• PROBLEM REQUIREMENTS:
Below are some records; retype all of them exactly.

• SUPPLIED DATA:
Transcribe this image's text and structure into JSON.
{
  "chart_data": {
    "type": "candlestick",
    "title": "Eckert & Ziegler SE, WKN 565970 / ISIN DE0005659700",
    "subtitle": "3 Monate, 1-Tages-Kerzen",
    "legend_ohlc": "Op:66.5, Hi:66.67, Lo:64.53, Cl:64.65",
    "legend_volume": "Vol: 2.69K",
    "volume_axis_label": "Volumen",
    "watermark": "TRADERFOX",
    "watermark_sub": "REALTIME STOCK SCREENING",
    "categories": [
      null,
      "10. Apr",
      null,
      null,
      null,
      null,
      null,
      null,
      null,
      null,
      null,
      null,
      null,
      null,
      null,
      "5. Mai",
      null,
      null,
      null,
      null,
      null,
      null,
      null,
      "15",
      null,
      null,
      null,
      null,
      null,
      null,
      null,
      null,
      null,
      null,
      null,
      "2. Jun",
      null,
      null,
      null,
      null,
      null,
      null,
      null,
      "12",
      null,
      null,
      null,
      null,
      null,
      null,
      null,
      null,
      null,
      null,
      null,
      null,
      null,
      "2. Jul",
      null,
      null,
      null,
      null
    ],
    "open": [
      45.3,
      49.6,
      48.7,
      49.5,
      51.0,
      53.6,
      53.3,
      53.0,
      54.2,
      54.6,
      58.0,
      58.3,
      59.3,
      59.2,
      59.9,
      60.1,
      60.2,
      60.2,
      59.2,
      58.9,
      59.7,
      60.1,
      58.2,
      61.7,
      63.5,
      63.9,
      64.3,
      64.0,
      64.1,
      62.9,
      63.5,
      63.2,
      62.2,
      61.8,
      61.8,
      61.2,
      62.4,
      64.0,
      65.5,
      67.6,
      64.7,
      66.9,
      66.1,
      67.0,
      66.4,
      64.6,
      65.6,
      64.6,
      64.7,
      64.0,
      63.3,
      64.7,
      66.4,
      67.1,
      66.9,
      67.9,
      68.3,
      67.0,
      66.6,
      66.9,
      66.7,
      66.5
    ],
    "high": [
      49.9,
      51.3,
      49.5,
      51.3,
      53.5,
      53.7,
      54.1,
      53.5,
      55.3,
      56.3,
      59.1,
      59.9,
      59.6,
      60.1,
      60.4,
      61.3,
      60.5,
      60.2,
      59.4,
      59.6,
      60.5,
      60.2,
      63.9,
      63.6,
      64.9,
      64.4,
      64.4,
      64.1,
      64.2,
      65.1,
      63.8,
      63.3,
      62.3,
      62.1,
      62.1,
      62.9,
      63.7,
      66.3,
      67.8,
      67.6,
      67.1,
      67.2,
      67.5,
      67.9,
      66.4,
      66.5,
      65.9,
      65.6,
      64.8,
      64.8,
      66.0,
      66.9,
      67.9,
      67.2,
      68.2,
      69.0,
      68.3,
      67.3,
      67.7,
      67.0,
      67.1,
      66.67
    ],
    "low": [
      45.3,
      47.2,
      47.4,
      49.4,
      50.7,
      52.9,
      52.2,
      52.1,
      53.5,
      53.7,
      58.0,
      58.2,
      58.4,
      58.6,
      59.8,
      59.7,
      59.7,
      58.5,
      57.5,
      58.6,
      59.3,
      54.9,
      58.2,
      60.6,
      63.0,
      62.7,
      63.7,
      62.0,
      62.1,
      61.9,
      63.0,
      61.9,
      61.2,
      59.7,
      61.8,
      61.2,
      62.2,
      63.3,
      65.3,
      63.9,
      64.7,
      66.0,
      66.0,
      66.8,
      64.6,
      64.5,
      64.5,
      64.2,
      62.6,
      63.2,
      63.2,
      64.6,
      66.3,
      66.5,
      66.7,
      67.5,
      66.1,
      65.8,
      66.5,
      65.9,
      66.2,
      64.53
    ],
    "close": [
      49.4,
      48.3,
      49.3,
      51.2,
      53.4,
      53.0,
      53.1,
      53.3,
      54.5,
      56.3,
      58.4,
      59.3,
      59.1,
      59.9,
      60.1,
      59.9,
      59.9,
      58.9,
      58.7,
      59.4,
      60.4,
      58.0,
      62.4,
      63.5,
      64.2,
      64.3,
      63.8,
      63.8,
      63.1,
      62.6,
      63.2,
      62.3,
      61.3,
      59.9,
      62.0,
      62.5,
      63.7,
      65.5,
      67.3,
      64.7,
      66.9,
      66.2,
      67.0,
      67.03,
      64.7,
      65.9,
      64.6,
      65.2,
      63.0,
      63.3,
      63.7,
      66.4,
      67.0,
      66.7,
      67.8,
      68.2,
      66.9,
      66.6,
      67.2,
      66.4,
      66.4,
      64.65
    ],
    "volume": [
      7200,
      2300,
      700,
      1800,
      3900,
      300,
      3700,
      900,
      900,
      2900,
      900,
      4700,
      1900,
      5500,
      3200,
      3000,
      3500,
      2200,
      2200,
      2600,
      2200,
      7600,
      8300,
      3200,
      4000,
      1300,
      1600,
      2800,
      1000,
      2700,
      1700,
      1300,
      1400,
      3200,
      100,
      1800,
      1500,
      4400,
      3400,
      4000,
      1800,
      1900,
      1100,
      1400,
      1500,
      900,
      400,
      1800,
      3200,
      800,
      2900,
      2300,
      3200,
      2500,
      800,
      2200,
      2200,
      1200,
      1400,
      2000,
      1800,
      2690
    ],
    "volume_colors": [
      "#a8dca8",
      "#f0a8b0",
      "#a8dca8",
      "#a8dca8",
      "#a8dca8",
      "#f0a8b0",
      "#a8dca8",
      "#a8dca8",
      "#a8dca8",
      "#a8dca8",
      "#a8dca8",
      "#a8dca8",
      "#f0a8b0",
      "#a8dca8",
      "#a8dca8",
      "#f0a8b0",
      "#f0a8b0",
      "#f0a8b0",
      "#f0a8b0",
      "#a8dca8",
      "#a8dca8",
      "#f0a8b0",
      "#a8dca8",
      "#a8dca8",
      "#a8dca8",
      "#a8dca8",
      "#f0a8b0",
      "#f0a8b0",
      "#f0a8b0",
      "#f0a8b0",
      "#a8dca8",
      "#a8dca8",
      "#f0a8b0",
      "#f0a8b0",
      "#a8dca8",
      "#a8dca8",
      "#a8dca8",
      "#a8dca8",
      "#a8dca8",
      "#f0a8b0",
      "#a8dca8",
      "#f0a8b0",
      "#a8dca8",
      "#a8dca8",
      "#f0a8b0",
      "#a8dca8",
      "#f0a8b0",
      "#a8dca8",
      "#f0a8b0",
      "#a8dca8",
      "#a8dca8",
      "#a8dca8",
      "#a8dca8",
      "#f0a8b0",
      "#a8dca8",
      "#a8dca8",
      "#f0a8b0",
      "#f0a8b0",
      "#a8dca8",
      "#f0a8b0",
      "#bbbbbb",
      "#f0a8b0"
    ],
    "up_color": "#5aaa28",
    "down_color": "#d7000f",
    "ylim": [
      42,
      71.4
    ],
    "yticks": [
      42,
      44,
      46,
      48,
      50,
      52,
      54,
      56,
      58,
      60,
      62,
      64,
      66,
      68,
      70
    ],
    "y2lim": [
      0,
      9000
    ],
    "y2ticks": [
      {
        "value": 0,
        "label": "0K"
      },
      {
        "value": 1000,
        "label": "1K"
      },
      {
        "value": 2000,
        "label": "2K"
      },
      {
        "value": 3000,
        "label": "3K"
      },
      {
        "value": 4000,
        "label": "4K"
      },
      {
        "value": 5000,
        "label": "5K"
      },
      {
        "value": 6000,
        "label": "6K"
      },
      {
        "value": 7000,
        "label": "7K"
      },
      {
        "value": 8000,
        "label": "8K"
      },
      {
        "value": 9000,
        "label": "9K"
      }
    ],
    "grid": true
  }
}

• ANSWER FOR THE TASK:
Transcribe this image's text and structure into JSON.
{
  "chart_data": {
    "type": "candlestick",
    "title": "Eckert & Ziegler SE, WKN 565970 / ISIN DE0005659700",
    "subtitle": "3 Monate, 1-Tages-Kerzen",
    "legend_ohlc": "Op:66.5, Hi:66.67, Lo:64.53, Cl:64.65",
    "legend_volume": "Vol: 2.69K",
    "volume_axis_label": "Volumen",
    "watermark": "TRADERFOX",
    "watermark_sub": "REALTIME STOCK SCREENING",
    "categories": [
      null,
      "10. Apr",
      null,
      null,
      null,
      null,
      null,
      null,
      null,
      null,
      null,
      null,
      null,
      null,
      null,
      "5. Mai",
      null,
      null,
      null,
      null,
      null,
      null,
      null,
      "15",
      null,
      null,
      null,
      null,
      null,
      null,
      null,
      null,
      null,
      null,
      null,
      "2. Jun",
      null,
      null,
      null,
      null,
      null,
      null,
      null,
      "12",
      null,
      null,
      null,
      null,
      null,
      null,
      null,
      null,
      null,
      null,
      null,
      null,
      null,
      "2. Jul",
      null,
      null,
      null,
      null
    ],
    "open": [
      45.3,
      49.6,
      48.7,
      49.5,
      51.0,
      53.6,
      53.3,
      53.0,
      54.2,
      54.6,
      58.0,
      58.3,
      59.3,
      59.2,
      59.9,
      60.1,
      60.2,
      60.2,
      59.2,
      58.9,
      59.7,
      60.1,
      58.2,
      61.7,
      63.5,
      63.9,
      64.3,
      64.0,
      64.1,
      62.9,
      63.5,
      63.2,
      62.2,
      61.8,
      61.8,
      61.2,
      62.4,
      64.0,
      65.5,
      67.6,
      64.7,
      66.9,
      66.1,
      67.0,
      66.4,
      64.6,
      65.6,
      64.6,
      64.7,
      64.0,
      63.3,
      64.7,
      66.4,
      67.1,
      66.9,
      67.9,
      68.3,
      67.0,
      66.6,
      66.9,
      66.7,
      66.5
    ],
    "high": [
      49.9,
      51.3,
      49.5,
      51.3,
      53.5,
      53.7,
      54.1,
      53.5,
      55.3,
      56.3,
      59.1,
      59.9,
      59.6,
      60.1,
      60.4,
      61.3,
      60.5,
      60.2,
      59.4,
      59.6,
      60.5,
      60.2,
      63.9,
      63.6,
      64.9,
      64.4,
      64.4,
      64.1,
      64.2,
      65.1,
      63.8,
      63.3,
      62.3,
      62.1,
      62.1,
      62.9,
      63.7,
      66.3,
      67.8,
      67.6,
      67.1,
      67.2,
      67.5,
      67.9,
      66.4,
      66.5,
      65.9,
      65.6,
      64.8,
      64.8,
      66.0,
      66.9,
      67.9,
      67.2,
      68.2,
      69.0,
      68.3,
      67.3,
      67.7,
      67.0,
      67.1,
      66.67
    ],
    "low": [
      45.3,
      47.2,
      47.4,
      49.4,
      50.7,
      52.9,
      52.2,
      52.1,
      53.5,
      53.7,
      58.0,
      58.2,
      58.4,
      58.6,
      59.8,
      59.7,
      59.7,
      58.5,
      57.5,
      58.6,
      59.3,
      54.9,
      58.2,
      60.6,
      63.0,
      62.7,
      63.7,
      62.0,
      62.1,
      61.9,
      63.0,
      61.9,
      61.2,
      59.7,
      61.8,
      61.2,
      62.2,
      63.3,
      65.3,
      63.9,
      64.7,
      66.0,
      66.0,
      66.8,
      64.6,
      64.5,
      64.5,
      64.2,
      62.6,
      63.2,
      63.2,
      64.6,
      66.3,
      66.5,
      66.7,
      67.5,
      66.1,
      65.8,
      66.5,
      65.9,
      66.2,
      64.53
    ],
    "close": [
      49.4,
      48.3,
      49.3,
      51.2,
      53.4,
      53.0,
      53.1,
      53.3,
      54.5,
      56.3,
      58.4,
      59.3,
      59.1,
      59.9,
      60.1,
      59.9,
      59.9,
      58.9,
      58.7,
      59.4,
      60.4,
      58.0,
      62.4,
      63.5,
      64.2,
      64.3,
      63.8,
      63.8,
      63.1,
      62.6,
      63.2,
      62.3,
      61.3,
      59.9,
      62.0,
      62.5,
      63.7,
      65.5,
      67.3,
      64.7,
      66.9,
      66.2,
      67.0,
      67.03,
      64.7,
      65.9,
      64.6,
      65.2,
      63.0,
      63.3,
      63.7,
      66.4,
      67.0,
      66.7,
      67.8,
      68.2,
      66.9,
      66.6,
      67.2,
      66.4,
      66.4,
      64.65
    ],
    "volume": [
      7200,
      2300,
      700,
      1800,
      3900,
      300,
      3700,
      900,
      900,
      2900,
      900,
      4700,
      1900,
      5500,
      3200,
      3000,
      3500,
      2200,
      2200,
      2600,
      2200,
      7600,
      8300,
      3200,
      4000,
      1300,
      1600,
      2800,
      1000,
      2700,
      1700,
      1300,
      1400,
      3200,
      100,
      1800,
      1500,
      4400,
      3400,
      4000,
      1800,
      1900,
      1100,
      1400,
      1500,
      900,
      400,
      1800,
      3200,
      800,
      2900,
      2300,
      3200,
      2500,
      800,
      2200,
      2200,
      1200,
      1400,
      2000,
      1800,
      2690
    ],
    "volume_colors": [
      "#a8dca8",
      "#f0a8b0",
      "#a8dca8",
      "#a8dca8",
      "#a8dca8",
      "#f0a8b0",
      "#a8dca8",
      "#a8dca8",
      "#a8dca8",
      "#a8dca8",
      "#a8dca8",
      "#a8dca8",
      "#f0a8b0",
      "#a8dca8",
      "#a8dca8",
      "#f0a8b0",
      "#f0a8b0",
      "#f0a8b0",
      "#f0a8b0",
      "#a8dca8",
      "#a8dca8",
      "#f0a8b0",
      "#a8dca8",
      "#a8dca8",
      "#a8dca8",
      "#a8dca8",
      "#f0a8b0",
      "#f0a8b0",
      "#f0a8b0",
      "#f0a8b0",
      "#a8dca8",
      "#a8dca8",
      "#f0a8b0",
      "#f0a8b0",
      "#a8dca8",
      "#a8dca8",
      "#a8dca8",
      "#a8dca8",
      "#a8dca8",
      "#f0a8b0",
      "#a8dca8",
      "#f0a8b0",
      "#a8dca8",
      "#a8dca8",
      "#f0a8b0",
      "#a8dca8",
      "#f0a8b0",
      "#a8dca8",
      "#f0a8b0",
      "#a8dca8",
      "#a8dca8",
      "#a8dca8",
      "#a8dca8",
      "#f0a8b0",
      "#a8dca8",
      "#a8dca8",
      "#f0a8b0",
      "#f0a8b0",
      "#a8dca8",
      "#f0a8b0",
      "#bbbbbb",
      "#f0a8b0"
    ],
    "up_color": "#5aaa28",
    "down_color": "#d7000f",
    "ylim": [
      42,
      71.4
    ],
    "yticks": [
      42,
      44,
      46,
      48,
      50,
      52,
      54,
      56,
      58,
      60,
      62,
      64,
      66,
      68,
      70
    ],
    "y2lim": [
      0,
      9000
    ],
    "y2ticks": [
      {
        "value": 0,
        "label": "0K"
      },
      {
        "value": 1000,
        "label": "1K"
      },
      {
        "value": 2000,
        "label": "2K"
      },
      {
        "value": 3000,
        "label": "3K"
      },
      {
        "value": 4000,
        "label": "4K"
      },
      {
        "value": 5000,
        "label": "5K"
      },
      {
        "value": 6000,
        "label": "6K"
      },
      {
        "value": 7000,
        "label": "7K"
      },
      {
        "value": 8000,
        "label": "8K"
      },
      {
        "value": 9000,
        "label": "9K"
      }
    ],
    "grid": true
  }
}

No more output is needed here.